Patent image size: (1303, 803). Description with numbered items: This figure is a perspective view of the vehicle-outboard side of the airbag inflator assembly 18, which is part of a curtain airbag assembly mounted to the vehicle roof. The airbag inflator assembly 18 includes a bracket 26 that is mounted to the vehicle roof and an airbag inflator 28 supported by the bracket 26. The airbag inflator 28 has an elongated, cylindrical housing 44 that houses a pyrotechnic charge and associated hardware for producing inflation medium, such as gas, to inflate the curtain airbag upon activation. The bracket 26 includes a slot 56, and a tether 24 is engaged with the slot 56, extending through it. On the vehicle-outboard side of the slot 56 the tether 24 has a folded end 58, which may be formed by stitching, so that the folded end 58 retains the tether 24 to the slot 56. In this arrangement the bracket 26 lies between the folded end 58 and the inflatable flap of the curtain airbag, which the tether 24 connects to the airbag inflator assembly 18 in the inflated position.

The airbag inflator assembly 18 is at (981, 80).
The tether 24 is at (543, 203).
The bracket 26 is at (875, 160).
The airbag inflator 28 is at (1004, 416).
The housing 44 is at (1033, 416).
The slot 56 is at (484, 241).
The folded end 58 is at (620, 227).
=-=-=
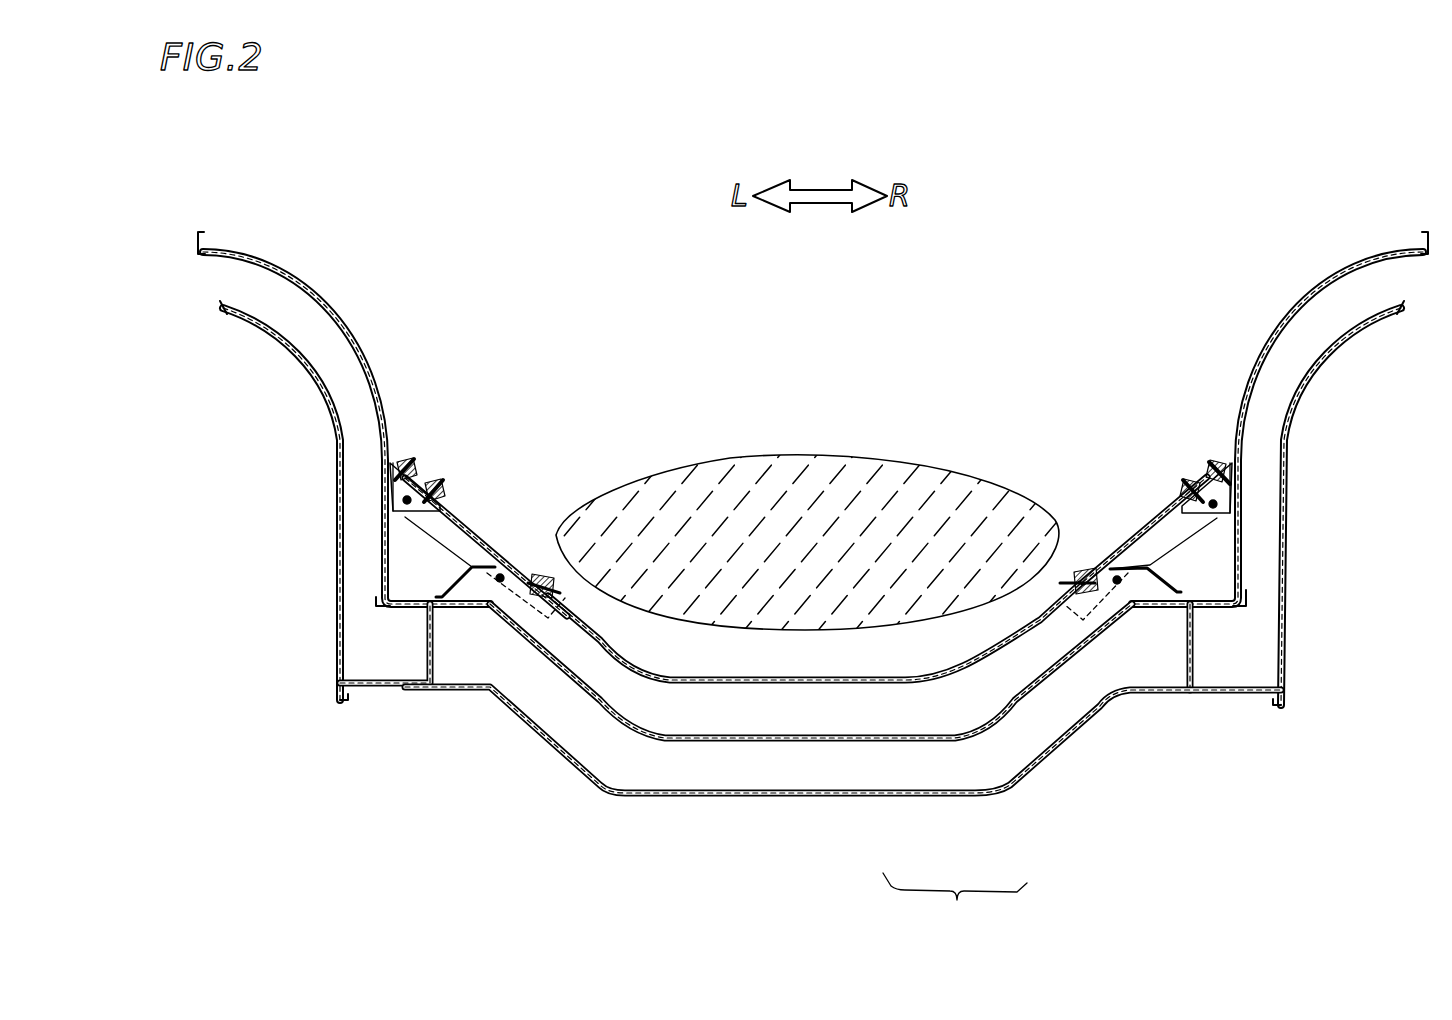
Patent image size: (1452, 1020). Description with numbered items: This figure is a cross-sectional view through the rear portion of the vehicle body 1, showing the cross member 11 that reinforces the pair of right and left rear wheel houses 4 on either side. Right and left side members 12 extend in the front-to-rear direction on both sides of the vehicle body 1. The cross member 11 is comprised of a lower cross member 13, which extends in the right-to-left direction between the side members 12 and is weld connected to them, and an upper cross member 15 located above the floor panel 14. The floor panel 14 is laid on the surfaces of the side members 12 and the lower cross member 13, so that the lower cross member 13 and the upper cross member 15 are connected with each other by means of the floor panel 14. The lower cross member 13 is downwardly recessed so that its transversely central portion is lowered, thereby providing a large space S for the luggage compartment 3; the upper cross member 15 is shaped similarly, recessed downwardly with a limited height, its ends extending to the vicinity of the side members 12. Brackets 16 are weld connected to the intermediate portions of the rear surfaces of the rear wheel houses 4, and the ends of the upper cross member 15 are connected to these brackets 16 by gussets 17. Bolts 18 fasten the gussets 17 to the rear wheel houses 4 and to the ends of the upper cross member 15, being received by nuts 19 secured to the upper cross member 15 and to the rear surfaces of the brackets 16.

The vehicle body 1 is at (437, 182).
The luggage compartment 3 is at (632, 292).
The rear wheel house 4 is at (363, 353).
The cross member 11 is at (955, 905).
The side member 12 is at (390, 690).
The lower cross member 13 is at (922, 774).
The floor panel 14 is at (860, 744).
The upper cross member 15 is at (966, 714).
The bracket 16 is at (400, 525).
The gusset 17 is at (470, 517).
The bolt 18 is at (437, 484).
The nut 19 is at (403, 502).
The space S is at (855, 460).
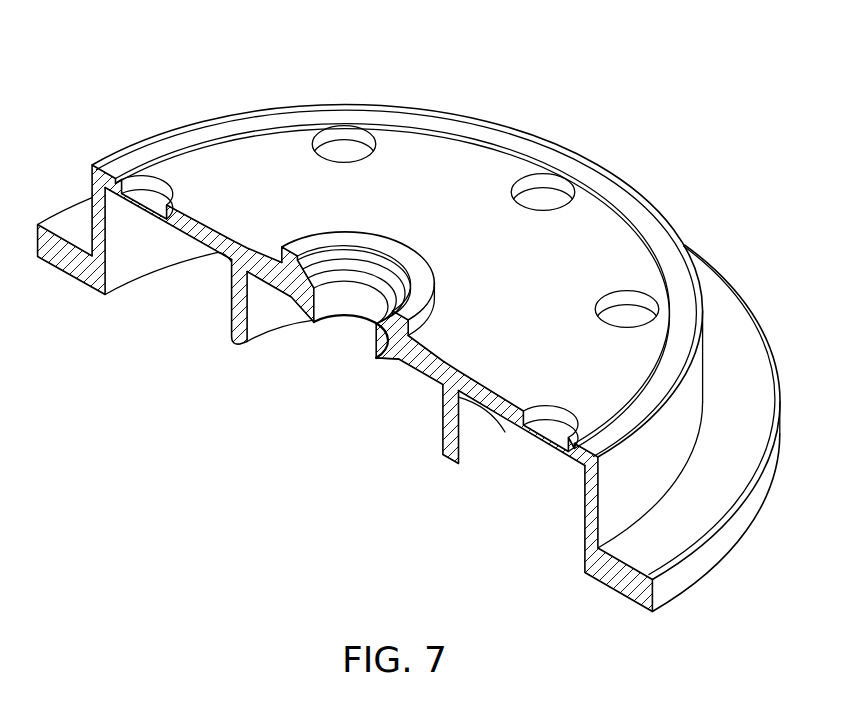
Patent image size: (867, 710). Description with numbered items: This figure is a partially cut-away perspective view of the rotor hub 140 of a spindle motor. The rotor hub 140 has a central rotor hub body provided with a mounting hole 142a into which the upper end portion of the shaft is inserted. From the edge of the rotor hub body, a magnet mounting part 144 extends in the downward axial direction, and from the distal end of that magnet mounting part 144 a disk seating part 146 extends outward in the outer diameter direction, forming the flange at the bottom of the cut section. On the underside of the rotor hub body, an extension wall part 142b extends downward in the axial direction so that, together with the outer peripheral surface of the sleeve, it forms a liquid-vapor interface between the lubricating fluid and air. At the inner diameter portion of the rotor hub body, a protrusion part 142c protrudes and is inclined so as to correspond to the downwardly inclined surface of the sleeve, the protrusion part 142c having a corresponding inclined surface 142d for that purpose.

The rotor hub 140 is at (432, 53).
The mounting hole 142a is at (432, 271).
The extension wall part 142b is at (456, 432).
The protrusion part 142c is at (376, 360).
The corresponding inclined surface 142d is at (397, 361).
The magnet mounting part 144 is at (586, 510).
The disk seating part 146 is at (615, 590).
=-=-=
Task requirements – Swap "cross-sectional" for "sectional" in the records, starting with the line that contains "Patent image size: (1452, 1020)." and going on through the line that contains "The space S is at (855, 460).". Give back only those lines, with everything else left unchanged.

Answer to this problem –
Patent image size: (1452, 1020). Description with numbered items: This figure is a sectional view through the rear portion of the vehicle body 1, showing the cross member 11 that reinforces the pair of right and left rear wheel houses 4 on either side. Right and left side members 12 extend in the front-to-rear direction on both sides of the vehicle body 1. The cross member 11 is comprised of a lower cross member 13, which extends in the right-to-left direction between the side members 12 and is weld connected to them, and an upper cross member 15 located above the floor panel 14. The floor panel 14 is laid on the surfaces of the side members 12 and the lower cross member 13, so that the lower cross member 13 and the upper cross member 15 are connected with each other by means of the floor panel 14. The lower cross member 13 is downwardly recessed so that its transversely central portion is lowered, thereby providing a large space S for the luggage compartment 3; the upper cross member 15 is shaped similarly, recessed downwardly with a limited height, its ends extending to the vicinity of the side members 12. Brackets 16 are weld connected to the intermediate portions of the rear surfaces of the rear wheel houses 4, and the ends of the upper cross member 15 are connected to these brackets 16 by gussets 17. Bolts 18 fasten the gussets 17 to the rear wheel houses 4 and to the ends of the upper cross member 15, being received by nuts 19 secured to the upper cross member 15 and to the rear surfaces of the brackets 16.

The vehicle body 1 is at (437, 182).
The luggage compartment 3 is at (632, 292).
The rear wheel house 4 is at (363, 353).
The cross member 11 is at (955, 905).
The side member 12 is at (390, 690).
The lower cross member 13 is at (922, 774).
The floor panel 14 is at (860, 744).
The upper cross member 15 is at (966, 714).
The bracket 16 is at (400, 525).
The gusset 17 is at (470, 517).
The bolt 18 is at (437, 484).
The nut 19 is at (403, 502).
The space S is at (855, 460).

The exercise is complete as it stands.